# Führende Nullen eines String entfernen



## Guest (8. Nov 2006)

Hallo zusammen,

wie kann ich aus einem String die führenden Nullen entfernen?

Bsp.: "0002651565" soll werden zu "2651565". Die Anzahl der führenden Nullen kann variieren.

Gruss
Markus


----------



## meez (8. Nov 2006)

regex...


----------



## Bert Brenner (8. Nov 2006)

Oder mit charAt schauen wieviele nullen drin stehen und dann mit substring arbeiten.


----------



## thE_29 (8. Nov 2006)

String.replaceAll("0","");


----------



## DP (8. Nov 2006)

long l = Long.parseLong(string);


----------



## thE_29 (8. Nov 2006)

Bereitgestellte Datensätze:

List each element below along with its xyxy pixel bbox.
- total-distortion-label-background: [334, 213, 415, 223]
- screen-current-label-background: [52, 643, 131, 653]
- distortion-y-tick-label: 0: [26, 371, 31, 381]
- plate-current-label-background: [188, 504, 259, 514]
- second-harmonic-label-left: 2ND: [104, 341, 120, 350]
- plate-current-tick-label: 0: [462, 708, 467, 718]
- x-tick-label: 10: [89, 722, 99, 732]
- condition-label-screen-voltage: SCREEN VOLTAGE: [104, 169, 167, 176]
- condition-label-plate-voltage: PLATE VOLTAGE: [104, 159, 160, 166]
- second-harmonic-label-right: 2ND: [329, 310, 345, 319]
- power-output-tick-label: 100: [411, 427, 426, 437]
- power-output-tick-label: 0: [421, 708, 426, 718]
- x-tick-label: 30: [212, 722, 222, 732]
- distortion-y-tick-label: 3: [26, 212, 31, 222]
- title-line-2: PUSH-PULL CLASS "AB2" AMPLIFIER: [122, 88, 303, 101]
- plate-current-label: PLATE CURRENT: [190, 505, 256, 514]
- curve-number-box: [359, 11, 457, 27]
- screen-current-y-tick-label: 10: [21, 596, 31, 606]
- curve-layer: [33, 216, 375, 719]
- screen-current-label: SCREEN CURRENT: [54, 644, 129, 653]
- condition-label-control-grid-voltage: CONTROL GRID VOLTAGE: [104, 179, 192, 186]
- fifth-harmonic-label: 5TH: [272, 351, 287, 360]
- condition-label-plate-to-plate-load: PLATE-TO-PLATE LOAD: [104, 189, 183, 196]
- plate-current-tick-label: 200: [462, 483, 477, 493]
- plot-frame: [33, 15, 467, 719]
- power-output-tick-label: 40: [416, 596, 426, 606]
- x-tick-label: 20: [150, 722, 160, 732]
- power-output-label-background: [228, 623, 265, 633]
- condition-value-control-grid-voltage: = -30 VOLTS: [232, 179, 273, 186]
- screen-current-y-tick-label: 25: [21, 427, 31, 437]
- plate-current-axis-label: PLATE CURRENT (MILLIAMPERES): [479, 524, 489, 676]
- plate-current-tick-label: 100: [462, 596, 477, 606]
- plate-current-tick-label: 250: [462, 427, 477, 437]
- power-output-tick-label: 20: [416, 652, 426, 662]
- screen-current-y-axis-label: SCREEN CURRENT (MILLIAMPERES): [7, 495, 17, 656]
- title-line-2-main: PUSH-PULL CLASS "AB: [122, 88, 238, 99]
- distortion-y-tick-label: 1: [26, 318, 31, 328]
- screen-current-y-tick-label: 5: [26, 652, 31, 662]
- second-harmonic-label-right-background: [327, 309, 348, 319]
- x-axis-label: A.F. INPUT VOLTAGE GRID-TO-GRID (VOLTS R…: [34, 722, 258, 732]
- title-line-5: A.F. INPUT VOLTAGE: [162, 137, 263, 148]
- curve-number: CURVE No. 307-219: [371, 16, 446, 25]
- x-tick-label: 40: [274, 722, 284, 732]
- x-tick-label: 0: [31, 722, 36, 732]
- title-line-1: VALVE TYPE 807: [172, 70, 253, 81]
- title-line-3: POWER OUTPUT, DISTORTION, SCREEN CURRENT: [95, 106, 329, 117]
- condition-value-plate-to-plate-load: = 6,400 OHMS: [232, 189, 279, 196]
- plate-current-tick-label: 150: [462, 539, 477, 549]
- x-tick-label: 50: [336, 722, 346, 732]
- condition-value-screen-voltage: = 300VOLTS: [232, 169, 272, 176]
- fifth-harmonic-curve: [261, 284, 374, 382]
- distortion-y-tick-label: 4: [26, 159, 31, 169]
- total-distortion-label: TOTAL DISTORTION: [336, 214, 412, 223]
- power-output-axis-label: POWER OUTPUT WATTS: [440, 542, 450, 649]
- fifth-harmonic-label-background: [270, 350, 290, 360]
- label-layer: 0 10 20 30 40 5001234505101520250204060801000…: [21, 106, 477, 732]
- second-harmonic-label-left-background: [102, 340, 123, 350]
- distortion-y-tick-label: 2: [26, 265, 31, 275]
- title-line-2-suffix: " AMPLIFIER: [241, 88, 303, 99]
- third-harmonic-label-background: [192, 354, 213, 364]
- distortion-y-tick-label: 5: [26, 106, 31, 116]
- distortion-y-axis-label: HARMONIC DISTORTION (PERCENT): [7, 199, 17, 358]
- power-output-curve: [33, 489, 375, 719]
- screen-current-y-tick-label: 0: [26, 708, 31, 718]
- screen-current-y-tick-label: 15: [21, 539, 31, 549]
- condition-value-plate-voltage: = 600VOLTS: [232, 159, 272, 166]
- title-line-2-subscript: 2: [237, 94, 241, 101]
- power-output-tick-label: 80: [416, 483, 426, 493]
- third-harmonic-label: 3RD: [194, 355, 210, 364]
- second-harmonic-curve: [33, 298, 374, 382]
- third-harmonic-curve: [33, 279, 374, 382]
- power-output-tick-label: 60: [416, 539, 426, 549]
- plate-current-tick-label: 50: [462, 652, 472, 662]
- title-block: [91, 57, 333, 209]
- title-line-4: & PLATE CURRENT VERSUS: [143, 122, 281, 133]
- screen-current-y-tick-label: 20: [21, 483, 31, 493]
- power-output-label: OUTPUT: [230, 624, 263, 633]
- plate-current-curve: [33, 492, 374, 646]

Gestellte Aufgabe 1:
Kopiere aus dem Forumsthread über führende Nullen wortgetreu alles von "# Führende Nullen" bis hinunter zu "Nullen kann variieren.".
Gestellte Aufgabe 2:
Formatiere alles vom Anfang der Datensätze bis hinunter zur Zeile mit "- fifth-harmonic-label: 5TH: [272, 351, 287, 360]", diese eingeschlossen, als JSON-Liste von Zeichenketten mit einem Eintrag pro Zeile. Leerzeilen lässt du weg.

Erwartete Ausgabe 1:
# Führende Nullen eines String entfernen



## Guest (8. Nov 2006)

Hallo zusammen,

wie kann ich aus einem String die führenden Nullen entfernen?

Bsp.: "0002651565" soll werden zu "2651565". Die Anzahl der führenden Nullen kann variieren.

Erwartete Ausgabe 2:
[
  "List each element below along with its xyxy pixel bbox.",
  "- total-distortion-label-background: [334, 213, 415, 223]",
  "- screen-current-label-background: [52, 643, 131, 653]",
  "- distortion-y-tick-label: 0: [26, 371, 31, 381]",
  "- plate-current-label-background: [188, 504, 259, 514]",
  "- second-harmonic-label-left: 2ND: [104, 341, 120, 350]",
  "- plate-current-tick-label: 0: [462, 708, 467, 718]",
  "- x-tick-label: 10: [89, 722, 99, 732]",
  "- condition-label-screen-voltage: SCREEN VOLTAGE: [104, 169, 167, 176]",
  "- condition-label-plate-voltage: PLATE VOLTAGE: [104, 159, 160, 166]",
  "- second-harmonic-label-right: 2ND: [329, 310, 345, 319]",
  "- power-output-tick-label: 100: [411, 427, 426, 437]",
  "- power-output-tick-label: 0: [421, 708, 426, 718]",
  "- x-tick-label: 30: [212, 722, 222, 732]",
  "- distortion-y-tick-label: 3: [26, 212, 31, 222]",
  "- title-line-2: PUSH-PULL CLASS \"AB2\" AMPLIFIER: [122, 88, 303, 101]",
  "- plate-current-label: PLATE CURRENT: [190, 505, 256, 514]",
  "- curve-number-box: [359, 11, 457, 27]",
  "- screen-current-y-tick-label: 10: [21, 596, 31, 606]",
  "- curve-layer: [33, 216, 375, 719]",
  "- screen-current-label: SCREEN CURRENT: [54, 644, 129, 653]",
  "- condition-label-control-grid-voltage: CONTROL GRID VOLTAGE: [104, 179, 192, 186]",
  "- fifth-harmonic-label: 5TH: [272, 351, 287, 360]"
]